> _Directions for this task_: Turn the lines below into a Markdown table with two columns, n for the row number and Line for the line itself, skipping any blank lines.

____ Data for this exercise

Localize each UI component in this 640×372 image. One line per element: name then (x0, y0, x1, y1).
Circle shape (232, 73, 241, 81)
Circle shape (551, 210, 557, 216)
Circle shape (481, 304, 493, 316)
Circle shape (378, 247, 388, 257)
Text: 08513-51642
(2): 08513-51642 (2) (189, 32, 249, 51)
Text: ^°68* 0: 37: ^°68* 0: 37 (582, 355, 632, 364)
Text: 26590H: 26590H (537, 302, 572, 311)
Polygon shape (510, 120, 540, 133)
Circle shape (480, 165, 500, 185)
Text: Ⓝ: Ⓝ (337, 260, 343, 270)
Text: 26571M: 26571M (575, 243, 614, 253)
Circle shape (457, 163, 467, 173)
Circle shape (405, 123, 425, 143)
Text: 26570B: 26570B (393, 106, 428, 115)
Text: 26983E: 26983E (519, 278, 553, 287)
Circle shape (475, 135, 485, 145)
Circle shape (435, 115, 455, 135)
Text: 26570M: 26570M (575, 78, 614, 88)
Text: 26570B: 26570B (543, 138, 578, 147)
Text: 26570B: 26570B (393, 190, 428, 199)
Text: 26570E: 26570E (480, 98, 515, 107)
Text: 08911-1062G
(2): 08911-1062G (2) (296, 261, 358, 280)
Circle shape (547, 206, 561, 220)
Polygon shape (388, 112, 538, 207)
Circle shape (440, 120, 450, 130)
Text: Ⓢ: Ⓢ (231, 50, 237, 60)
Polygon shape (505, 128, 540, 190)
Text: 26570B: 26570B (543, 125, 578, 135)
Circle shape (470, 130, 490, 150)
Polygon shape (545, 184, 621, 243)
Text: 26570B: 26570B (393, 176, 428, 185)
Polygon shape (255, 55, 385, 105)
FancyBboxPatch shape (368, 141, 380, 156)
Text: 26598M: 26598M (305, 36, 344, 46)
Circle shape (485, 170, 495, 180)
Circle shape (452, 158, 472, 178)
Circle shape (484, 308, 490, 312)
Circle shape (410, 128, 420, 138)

________

> _Task output_:
| n | Line |
|---|---|
| 1 | Localize each UI component in this 640×372 image. One line per element: name then (x0, y0, x1, y1). |
| 2 | Circle shape (232, 73, 241, 81) |
| 3 | Circle shape (551, 210, 557, 216) |
| 4 | Circle shape (481, 304, 493, 316) |
| 5 | Circle shape (378, 247, 388, 257) |
| 6 | Text: 08513-51642 |
| 7 | (2): 08513-51642 (2) (189, 32, 249, 51) |
| 8 | Text: ^°68* 0: 37: ^°68* 0: 37 (582, 355, 632, 364) |
| 9 | Text: 26590H: 26590H (537, 302, 572, 311) |
| 10 | Polygon shape (510, 120, 540, 133) |
| 11 | Circle shape (480, 165, 500, 185) |
| 12 | Text: Ⓝ: Ⓝ (337, 260, 343, 270) |
| 13 | Text: 26571M: 26571M (575, 243, 614, 253) |
| 14 | Circle shape (457, 163, 467, 173) |
| 15 | Circle shape (405, 123, 425, 143) |
| 16 | Text: 26570B: 26570B (393, 106, 428, 115) |
| 17 | Text: 26983E: 26983E (519, 278, 553, 287) |
| 18 | Circle shape (475, 135, 485, 145) |
| 19 | Circle shape (435, 115, 455, 135) |
| 20 | Text: 26570M: 26570M (575, 78, 614, 88) |
| 21 | Text: 26570B: 26570B (543, 138, 578, 147) |
| 22 | Text: 26570B: 26570B (393, 190, 428, 199) |
| 23 | Text: 26570E: 26570E (480, 98, 515, 107) |
| 24 | Text: 08911-1062G |
| 25 | (2): 08911-1062G (2) (296, 261, 358, 280) |
| 26 | Circle shape (547, 206, 561, 220) |
| 27 | Polygon shape (388, 112, 538, 207) |
| 28 | Circle shape (440, 120, 450, 130) |
| 29 | Text: Ⓢ: Ⓢ (231, 50, 237, 60) |
| 30 | Polygon shape (505, 128, 540, 190) |
| 31 | Text: 26570B: 26570B (543, 125, 578, 135) |
| 32 | Circle shape (470, 130, 490, 150) |
| 33 | Polygon shape (545, 184, 621, 243) |
| 34 | Text: 26570B: 26570B (393, 176, 428, 185) |
| 35 | Polygon shape (255, 55, 385, 105) |
| 36 | FancyBboxPatch shape (368, 141, 380, 156) |
| 37 | Text: 26598M: 26598M (305, 36, 344, 46) |
| 38 | Circle shape (485, 170, 495, 180) |
| 39 | Circle shape (452, 158, 472, 178) |
| 40 | Circle shape (484, 308, 490, 312) |
| 41 | Circle shape (410, 128, 420, 138) |